### REQUIRED WORK:
Below are some entries. Output each one exactly as it appears.

### EXTRACTED DATA ###

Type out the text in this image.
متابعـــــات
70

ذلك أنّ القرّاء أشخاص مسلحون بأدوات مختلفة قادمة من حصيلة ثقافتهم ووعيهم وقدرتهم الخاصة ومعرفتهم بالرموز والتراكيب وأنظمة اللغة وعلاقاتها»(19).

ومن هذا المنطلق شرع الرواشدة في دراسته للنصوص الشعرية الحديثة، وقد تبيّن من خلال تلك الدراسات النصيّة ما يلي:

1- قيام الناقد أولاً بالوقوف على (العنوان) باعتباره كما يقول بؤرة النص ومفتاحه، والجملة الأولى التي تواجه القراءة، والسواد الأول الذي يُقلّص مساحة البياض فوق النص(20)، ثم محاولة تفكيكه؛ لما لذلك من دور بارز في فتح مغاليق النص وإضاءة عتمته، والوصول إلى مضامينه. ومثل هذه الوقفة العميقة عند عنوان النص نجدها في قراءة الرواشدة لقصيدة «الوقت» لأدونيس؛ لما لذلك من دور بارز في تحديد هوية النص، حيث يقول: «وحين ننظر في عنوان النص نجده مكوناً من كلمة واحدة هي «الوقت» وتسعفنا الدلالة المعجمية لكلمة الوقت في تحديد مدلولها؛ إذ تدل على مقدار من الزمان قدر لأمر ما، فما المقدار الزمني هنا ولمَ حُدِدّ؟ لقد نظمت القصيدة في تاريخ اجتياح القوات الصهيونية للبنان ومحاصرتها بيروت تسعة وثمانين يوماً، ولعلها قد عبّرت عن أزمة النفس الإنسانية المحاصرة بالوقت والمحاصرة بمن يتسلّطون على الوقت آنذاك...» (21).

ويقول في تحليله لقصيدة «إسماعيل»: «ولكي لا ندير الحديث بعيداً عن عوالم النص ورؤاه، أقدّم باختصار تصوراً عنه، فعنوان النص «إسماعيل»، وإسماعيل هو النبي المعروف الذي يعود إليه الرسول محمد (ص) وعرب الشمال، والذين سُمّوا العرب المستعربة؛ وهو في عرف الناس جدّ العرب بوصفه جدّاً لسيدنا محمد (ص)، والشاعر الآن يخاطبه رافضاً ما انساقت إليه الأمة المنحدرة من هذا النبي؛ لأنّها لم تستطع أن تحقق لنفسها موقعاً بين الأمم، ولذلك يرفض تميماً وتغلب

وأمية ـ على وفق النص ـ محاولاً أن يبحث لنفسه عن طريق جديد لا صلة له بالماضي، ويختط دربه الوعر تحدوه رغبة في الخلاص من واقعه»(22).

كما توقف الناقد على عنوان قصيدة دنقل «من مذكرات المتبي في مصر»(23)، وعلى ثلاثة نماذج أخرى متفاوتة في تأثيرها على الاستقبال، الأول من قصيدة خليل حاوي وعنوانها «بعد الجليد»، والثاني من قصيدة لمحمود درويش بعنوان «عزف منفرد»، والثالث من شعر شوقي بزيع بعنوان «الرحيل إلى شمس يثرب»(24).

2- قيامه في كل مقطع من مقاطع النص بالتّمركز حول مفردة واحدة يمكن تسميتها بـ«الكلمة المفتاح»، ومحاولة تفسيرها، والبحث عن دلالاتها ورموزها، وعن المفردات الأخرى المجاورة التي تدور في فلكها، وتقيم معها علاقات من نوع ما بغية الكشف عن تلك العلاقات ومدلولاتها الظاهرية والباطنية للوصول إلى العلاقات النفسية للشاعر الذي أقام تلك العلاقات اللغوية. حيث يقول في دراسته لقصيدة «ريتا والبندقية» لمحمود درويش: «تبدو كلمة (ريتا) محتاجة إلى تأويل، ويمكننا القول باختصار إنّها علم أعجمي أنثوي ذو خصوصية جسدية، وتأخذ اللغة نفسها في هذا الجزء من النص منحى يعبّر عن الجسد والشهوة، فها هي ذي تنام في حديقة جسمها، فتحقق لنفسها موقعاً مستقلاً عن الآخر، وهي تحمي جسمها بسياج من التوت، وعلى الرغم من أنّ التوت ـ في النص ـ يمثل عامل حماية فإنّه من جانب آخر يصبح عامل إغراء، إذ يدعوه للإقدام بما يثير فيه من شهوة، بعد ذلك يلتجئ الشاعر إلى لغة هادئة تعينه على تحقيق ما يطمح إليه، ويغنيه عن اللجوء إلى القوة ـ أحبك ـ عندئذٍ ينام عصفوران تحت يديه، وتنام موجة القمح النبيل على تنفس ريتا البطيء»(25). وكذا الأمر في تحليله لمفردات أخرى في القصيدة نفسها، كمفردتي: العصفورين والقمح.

###

### THE OUTPUT:
Type out the text in this image.
متابعـــــات
70

ذلك أنّ القرّاء أشخاص مسلحون بأدوات مختلفة قادمة من حصيلة ثقافتهم ووعيهم وقدرتهم الخاصة ومعرفتهم بالرموز والتراكيب وأنظمة اللغة وعلاقاتها»(19).

ومن هذا المنطلق شرع الرواشدة في دراسته للنصوص الشعرية الحديثة، وقد تبيّن من خلال تلك الدراسات النصيّة ما يلي:

1- قيام الناقد أولاً بالوقوف على (العنوان) باعتباره كما يقول بؤرة النص ومفتاحه، والجملة الأولى التي تواجه القراءة، والسواد الأول الذي يُقلّص مساحة البياض فوق النص(20)، ثم محاولة تفكيكه؛ لما لذلك من دور بارز في فتح مغاليق النص وإضاءة عتمته، والوصول إلى مضامينه. ومثل هذه الوقفة العميقة عند عنوان النص نجدها في قراءة الرواشدة لقصيدة «الوقت» لأدونيس؛ لما لذلك من دور بارز في تحديد هوية النص، حيث يقول: «وحين ننظر في عنوان النص نجده مكوناً من كلمة واحدة هي «الوقت» وتسعفنا الدلالة المعجمية لكلمة الوقت في تحديد مدلولها؛ إذ تدل على مقدار من الزمان قدر لأمر ما، فما المقدار الزمني هنا ولمَ حُدِدّ؟ لقد نظمت القصيدة في تاريخ اجتياح القوات الصهيونية للبنان ومحاصرتها بيروت تسعة وثمانين يوماً، ولعلها قد عبّرت عن أزمة النفس الإنسانية المحاصرة بالوقت والمحاصرة بمن يتسلّطون على الوقت آنذاك...» (21).

ويقول في تحليله لقصيدة «إسماعيل»: «ولكي لا ندير الحديث بعيداً عن عوالم النص ورؤاه، أقدّم باختصار تصوراً عنه، فعنوان النص «إسماعيل»، وإسماعيل هو النبي المعروف الذي يعود إليه الرسول محمد (ص) وعرب الشمال، والذين سُمّوا العرب المستعربة؛ وهو في عرف الناس جدّ العرب بوصفه جدّاً لسيدنا محمد (ص)، والشاعر الآن يخاطبه رافضاً ما انساقت إليه الأمة المنحدرة من هذا النبي؛ لأنّها لم تستطع أن تحقق لنفسها موقعاً بين الأمم، ولذلك يرفض تميماً وتغلب

وأمية ـ على وفق النص ـ محاولاً أن يبحث لنفسه عن طريق جديد لا صلة له بالماضي، ويختط دربه الوعر تحدوه رغبة في الخلاص من واقعه»(22).

كما توقف الناقد على عنوان قصيدة دنقل «من مذكرات المتبي في مصر»(23)، وعلى ثلاثة نماذج أخرى متفاوتة في تأثيرها على الاستقبال، الأول من قصيدة خليل حاوي وعنوانها «بعد الجليد»، والثاني من قصيدة لمحمود درويش بعنوان «عزف منفرد»، والثالث من شعر شوقي بزيع بعنوان «الرحيل إلى شمس يثرب»(24).

2- قيامه في كل مقطع من مقاطع النص بالتّمركز حول مفردة واحدة يمكن تسميتها بـ«الكلمة المفتاح»، ومحاولة تفسيرها، والبحث عن دلالاتها ورموزها، وعن المفردات الأخرى المجاورة التي تدور في فلكها، وتقيم معها علاقات من نوع ما بغية الكشف عن تلك العلاقات ومدلولاتها الظاهرية والباطنية للوصول إلى العلاقات النفسية للشاعر الذي أقام تلك العلاقات اللغوية. حيث يقول في دراسته لقصيدة «ريتا والبندقية» لمحمود درويش: «تبدو كلمة (ريتا) محتاجة إلى تأويل، ويمكننا القول باختصار إنّها علم أعجمي أنثوي ذو خصوصية جسدية، وتأخذ اللغة نفسها في هذا الجزء من النص منحى يعبّر عن الجسد والشهوة، فها هي ذي تنام في حديقة جسمها، فتحقق لنفسها موقعاً مستقلاً عن الآخر، وهي تحمي جسمها بسياج من التوت، وعلى الرغم من أنّ التوت ـ في النص ـ يمثل عامل حماية فإنّه من جانب آخر يصبح عامل إغراء، إذ يدعوه للإقدام بما يثير فيه من شهوة، بعد ذلك يلتجئ الشاعر إلى لغة هادئة تعينه على تحقيق ما يطمح إليه، ويغنيه عن اللجوء إلى القوة ـ أحبك ـ عندئذٍ ينام عصفوران تحت يديه، وتنام موجة القمح النبيل على تنفس ريتا البطيء»(25). وكذا الأمر في تحليله لمفردات أخرى في القصيدة نفسها، كمفردتي: العصفورين والقمح.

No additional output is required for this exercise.